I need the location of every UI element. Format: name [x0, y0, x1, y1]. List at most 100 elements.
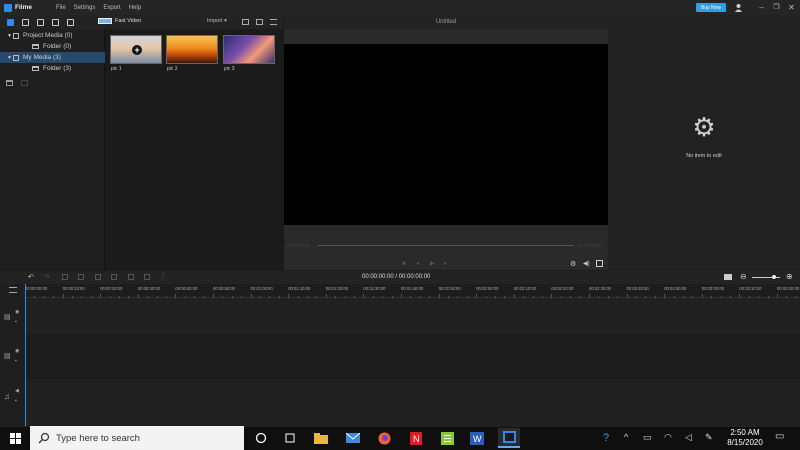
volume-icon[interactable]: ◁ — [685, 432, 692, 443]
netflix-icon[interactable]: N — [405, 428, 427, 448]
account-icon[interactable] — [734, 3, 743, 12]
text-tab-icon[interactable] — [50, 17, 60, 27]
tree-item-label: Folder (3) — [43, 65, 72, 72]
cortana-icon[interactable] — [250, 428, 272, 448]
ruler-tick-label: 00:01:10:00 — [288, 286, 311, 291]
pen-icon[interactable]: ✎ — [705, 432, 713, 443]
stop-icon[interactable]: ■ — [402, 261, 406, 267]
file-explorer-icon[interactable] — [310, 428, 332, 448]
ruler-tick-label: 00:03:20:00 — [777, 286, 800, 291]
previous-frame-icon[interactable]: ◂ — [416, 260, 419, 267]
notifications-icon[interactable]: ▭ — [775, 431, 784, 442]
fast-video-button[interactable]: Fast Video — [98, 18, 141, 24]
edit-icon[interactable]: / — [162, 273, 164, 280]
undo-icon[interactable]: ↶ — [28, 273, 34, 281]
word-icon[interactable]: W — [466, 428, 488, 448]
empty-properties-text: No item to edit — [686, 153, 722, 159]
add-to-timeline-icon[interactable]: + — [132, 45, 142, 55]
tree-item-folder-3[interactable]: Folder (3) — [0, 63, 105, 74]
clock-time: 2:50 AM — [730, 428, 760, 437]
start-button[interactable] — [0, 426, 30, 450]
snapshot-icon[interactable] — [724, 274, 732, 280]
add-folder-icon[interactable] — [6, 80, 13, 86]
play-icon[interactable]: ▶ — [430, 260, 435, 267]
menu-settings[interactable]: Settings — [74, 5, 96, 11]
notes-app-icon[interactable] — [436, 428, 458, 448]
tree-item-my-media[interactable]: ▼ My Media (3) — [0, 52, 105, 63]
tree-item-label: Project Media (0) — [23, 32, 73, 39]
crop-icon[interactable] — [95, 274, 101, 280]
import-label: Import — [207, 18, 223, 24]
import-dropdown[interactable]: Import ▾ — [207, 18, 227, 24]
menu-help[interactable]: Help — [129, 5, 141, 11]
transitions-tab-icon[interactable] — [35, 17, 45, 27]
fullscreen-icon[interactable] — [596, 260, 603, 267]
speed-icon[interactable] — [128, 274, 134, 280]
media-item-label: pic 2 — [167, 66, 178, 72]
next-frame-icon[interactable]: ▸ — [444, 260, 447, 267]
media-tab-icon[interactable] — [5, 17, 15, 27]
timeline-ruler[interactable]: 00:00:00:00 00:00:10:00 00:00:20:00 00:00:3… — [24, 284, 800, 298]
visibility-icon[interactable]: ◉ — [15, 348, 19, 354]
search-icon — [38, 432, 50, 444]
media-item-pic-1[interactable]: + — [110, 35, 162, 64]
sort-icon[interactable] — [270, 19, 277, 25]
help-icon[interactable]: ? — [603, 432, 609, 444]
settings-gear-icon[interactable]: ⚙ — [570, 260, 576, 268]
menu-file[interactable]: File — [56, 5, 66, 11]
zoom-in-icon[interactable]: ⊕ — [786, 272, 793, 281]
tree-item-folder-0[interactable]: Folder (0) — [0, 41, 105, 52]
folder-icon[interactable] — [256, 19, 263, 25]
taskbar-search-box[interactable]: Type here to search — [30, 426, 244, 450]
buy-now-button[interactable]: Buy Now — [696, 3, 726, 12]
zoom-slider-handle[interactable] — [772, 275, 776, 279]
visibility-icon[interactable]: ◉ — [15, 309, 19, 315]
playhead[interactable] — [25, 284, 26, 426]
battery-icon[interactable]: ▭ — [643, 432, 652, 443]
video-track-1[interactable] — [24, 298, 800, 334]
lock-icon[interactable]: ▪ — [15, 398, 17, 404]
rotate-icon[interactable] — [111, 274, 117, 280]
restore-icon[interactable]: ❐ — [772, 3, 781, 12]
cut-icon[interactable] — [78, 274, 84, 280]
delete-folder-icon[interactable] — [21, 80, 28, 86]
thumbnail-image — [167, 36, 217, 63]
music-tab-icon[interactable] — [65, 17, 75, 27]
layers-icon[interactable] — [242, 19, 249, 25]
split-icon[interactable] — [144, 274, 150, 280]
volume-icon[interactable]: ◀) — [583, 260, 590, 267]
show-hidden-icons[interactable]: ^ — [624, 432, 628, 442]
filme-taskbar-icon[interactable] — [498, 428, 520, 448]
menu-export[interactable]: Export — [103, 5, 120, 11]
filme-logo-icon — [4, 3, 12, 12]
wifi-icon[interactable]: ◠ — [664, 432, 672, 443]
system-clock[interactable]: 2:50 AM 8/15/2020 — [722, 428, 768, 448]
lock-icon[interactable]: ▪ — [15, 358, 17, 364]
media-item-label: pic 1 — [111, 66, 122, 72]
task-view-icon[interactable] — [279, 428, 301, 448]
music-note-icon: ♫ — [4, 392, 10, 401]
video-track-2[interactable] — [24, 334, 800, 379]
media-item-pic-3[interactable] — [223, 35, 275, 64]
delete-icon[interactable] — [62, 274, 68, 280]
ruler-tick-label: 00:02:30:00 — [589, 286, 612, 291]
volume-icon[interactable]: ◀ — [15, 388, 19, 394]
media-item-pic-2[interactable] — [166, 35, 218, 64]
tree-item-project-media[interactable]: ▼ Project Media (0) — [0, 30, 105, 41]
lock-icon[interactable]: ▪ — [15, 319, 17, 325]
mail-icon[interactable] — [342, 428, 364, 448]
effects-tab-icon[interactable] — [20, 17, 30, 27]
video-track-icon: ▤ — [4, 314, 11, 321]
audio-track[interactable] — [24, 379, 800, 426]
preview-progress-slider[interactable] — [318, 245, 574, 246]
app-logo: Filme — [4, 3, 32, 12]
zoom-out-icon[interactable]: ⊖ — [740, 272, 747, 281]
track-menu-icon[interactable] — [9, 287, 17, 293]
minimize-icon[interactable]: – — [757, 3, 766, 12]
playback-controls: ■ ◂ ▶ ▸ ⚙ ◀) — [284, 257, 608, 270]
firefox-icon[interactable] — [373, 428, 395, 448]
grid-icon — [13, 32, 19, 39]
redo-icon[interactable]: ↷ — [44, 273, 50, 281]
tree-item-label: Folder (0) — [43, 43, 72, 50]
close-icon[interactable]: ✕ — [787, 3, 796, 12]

┄┄┄┄┄┄┄┄┄┄┄┄┄┄┄┄┄┄┄┄

Stated problem
Reproduce the listing with every "interactable" changed to "clickable" and everything else left as is. Omit the picture from your answer.

Answer to the exercise
I need the location of every UI element. Format: name [x0, y0, x1, y1]. List at most 100 elements.
volume-icon[clickable]: ◁ — [685, 432, 692, 443]
netflix-icon[clickable]: N — [405, 428, 427, 448]
account-icon[clickable] — [734, 3, 743, 12]
text-tab-icon[clickable] — [50, 17, 60, 27]
tree-item-label: Folder (3) — [43, 65, 72, 72]
cortana-icon[clickable] — [250, 428, 272, 448]
ruler-tick-label: 00:01:10:00 — [288, 286, 311, 291]
pen-icon[clickable]: ✎ — [705, 432, 713, 443]
stop-icon[clickable]: ■ — [402, 261, 406, 267]
file-explorer-icon[clickable] — [310, 428, 332, 448]
ruler-tick-label: 00:03:20:00 — [777, 286, 800, 291]
previous-frame-icon[clickable]: ◂ — [416, 260, 419, 267]
notifications-icon[clickable]: ▭ — [775, 431, 784, 442]
fast-video-button[clickable]: Fast Video — [98, 18, 141, 24]
edit-icon[clickable]: / — [162, 273, 164, 280]
undo-icon[clickable]: ↶ — [28, 273, 34, 281]
word-icon[clickable]: W — [466, 428, 488, 448]
empty-properties-text: No item to edit — [686, 153, 722, 159]
add-to-timeline-icon[clickable]: + — [132, 45, 142, 55]
tree-item-folder-3[clickable]: Folder (3) — [0, 63, 105, 74]
clock-time: 2:50 AM — [730, 428, 760, 437]
start-button[clickable] — [0, 426, 30, 450]
snapshot-icon[clickable] — [724, 274, 732, 280]
add-folder-icon[clickable] — [6, 80, 13, 86]
play-icon[clickable]: ▶ — [430, 260, 435, 267]
menu-settings[clickable]: Settings — [74, 5, 96, 11]
notes-app-icon[clickable] — [436, 428, 458, 448]
tree-item-my-media[clickable]: ▼ My Media (3) — [0, 52, 105, 63]
tree-item-label: Project Media (0) — [23, 32, 73, 39]
crop-icon[clickable] — [95, 274, 101, 280]
import-label: Import — [207, 18, 223, 24]
import-dropdown[clickable]: Import ▾ — [207, 18, 227, 24]
menu-help[clickable]: Help — [129, 5, 141, 11]
transitions-tab-icon[clickable] — [35, 17, 45, 27]
fullscreen-icon[clickable] — [596, 260, 603, 267]
speed-icon[clickable] — [128, 274, 134, 280]
media-item-label: pic 2 — [167, 66, 178, 72]
next-frame-icon[clickable]: ▸ — [444, 260, 447, 267]
media-tab-icon[clickable] — [5, 17, 15, 27]
timeline-ruler[clickable]: 00:00:00:00 00:00:10:00 00:00:20:00 00:00:3… — [24, 284, 800, 298]
visibility-icon[clickable]: ◉ — [15, 348, 19, 354]
search-icon — [38, 432, 50, 444]
media-item-pic-1[clickable]: + — [110, 35, 162, 64]
sort-icon[clickable] — [270, 19, 277, 25]
help-icon[clickable]: ? — [603, 432, 609, 444]
settings-gear-icon[clickable]: ⚙ — [570, 260, 576, 268]
menu-file[clickable]: File — [56, 5, 66, 11]
zoom-in-icon[clickable]: ⊕ — [786, 272, 793, 281]
tree-item-folder-0[clickable]: Folder (0) — [0, 41, 105, 52]
folder-icon[clickable] — [256, 19, 263, 25]
taskbar-search-box[clickable]: Type here to search — [30, 426, 244, 450]
buy-now-button[clickable]: Buy Now — [696, 3, 726, 12]
zoom-slider-handle[clickable] — [772, 275, 776, 279]
visibility-icon[clickable]: ◉ — [15, 309, 19, 315]
playhead[clickable] — [25, 284, 26, 426]
battery-icon[clickable]: ▭ — [643, 432, 652, 443]
video-track-1[clickable] — [24, 298, 800, 334]
lock-icon[clickable]: ▪ — [15, 398, 17, 404]
rotate-icon[clickable] — [111, 274, 117, 280]
restore-icon[clickable]: ❐ — [772, 3, 781, 12]
cut-icon[clickable] — [78, 274, 84, 280]
delete-folder-icon[clickable] — [21, 80, 28, 86]
thumbnail-image — [167, 36, 217, 63]
music-tab-icon[clickable] — [65, 17, 75, 27]
layers-icon[clickable] — [242, 19, 249, 25]
split-icon[clickable] — [144, 274, 150, 280]
volume-icon[clickable]: ◀) — [583, 260, 590, 267]
show-hidden-icons[clickable]: ^ — [624, 432, 628, 442]
filme-taskbar-icon[clickable] — [498, 428, 520, 448]
menu-export[clickable]: Export — [103, 5, 120, 11]
filme-logo-icon — [4, 3, 12, 12]
wifi-icon[clickable]: ◠ — [664, 432, 672, 443]
system-clock[clickable]: 2:50 AM 8/15/2020 — [722, 428, 768, 448]
lock-icon[clickable]: ▪ — [15, 358, 17, 364]
media-item-label: pic 1 — [111, 66, 122, 72]
task-view-icon[clickable] — [279, 428, 301, 448]
music-note-icon: ♫ — [4, 392, 10, 401]
video-track-2[clickable] — [24, 334, 800, 379]
media-item-pic-3[clickable] — [223, 35, 275, 64]
delete-icon[clickable] — [62, 274, 68, 280]
ruler-tick-label: 00:02:30:00 — [589, 286, 612, 291]
volume-icon[clickable]: ◀ — [15, 388, 19, 394]
media-item-pic-2[clickable] — [166, 35, 218, 64]
tree-item-project-media[clickable]: ▼ Project Media (0) — [0, 30, 105, 41]
lock-icon[clickable]: ▪ — [15, 319, 17, 325]
mail-icon[clickable] — [342, 428, 364, 448]
effects-tab-icon[clickable] — [20, 17, 30, 27]
video-track-icon: ▤ — [4, 314, 11, 321]
audio-track[clickable] — [24, 379, 800, 426]
preview-progress-slider[clickable] — [318, 245, 574, 246]
app-logo: Filme — [4, 3, 32, 12]
zoom-out-icon[clickable]: ⊖ — [740, 272, 747, 281]
track-menu-icon[clickable] — [9, 287, 17, 293]
minimize-icon[clickable]: – — [757, 3, 766, 12]
playback-controls: ■ ◂ ▶ ▸ ⚙ ◀) — [284, 257, 608, 270]
firefox-icon[clickable] — [373, 428, 395, 448]
grid-icon — [13, 32, 19, 39]
redo-icon[clickable]: ↷ — [44, 273, 50, 281]
tree-item-label: Folder (0) — [43, 43, 72, 50]
close-icon[clickable]: ✕ — [787, 3, 796, 12]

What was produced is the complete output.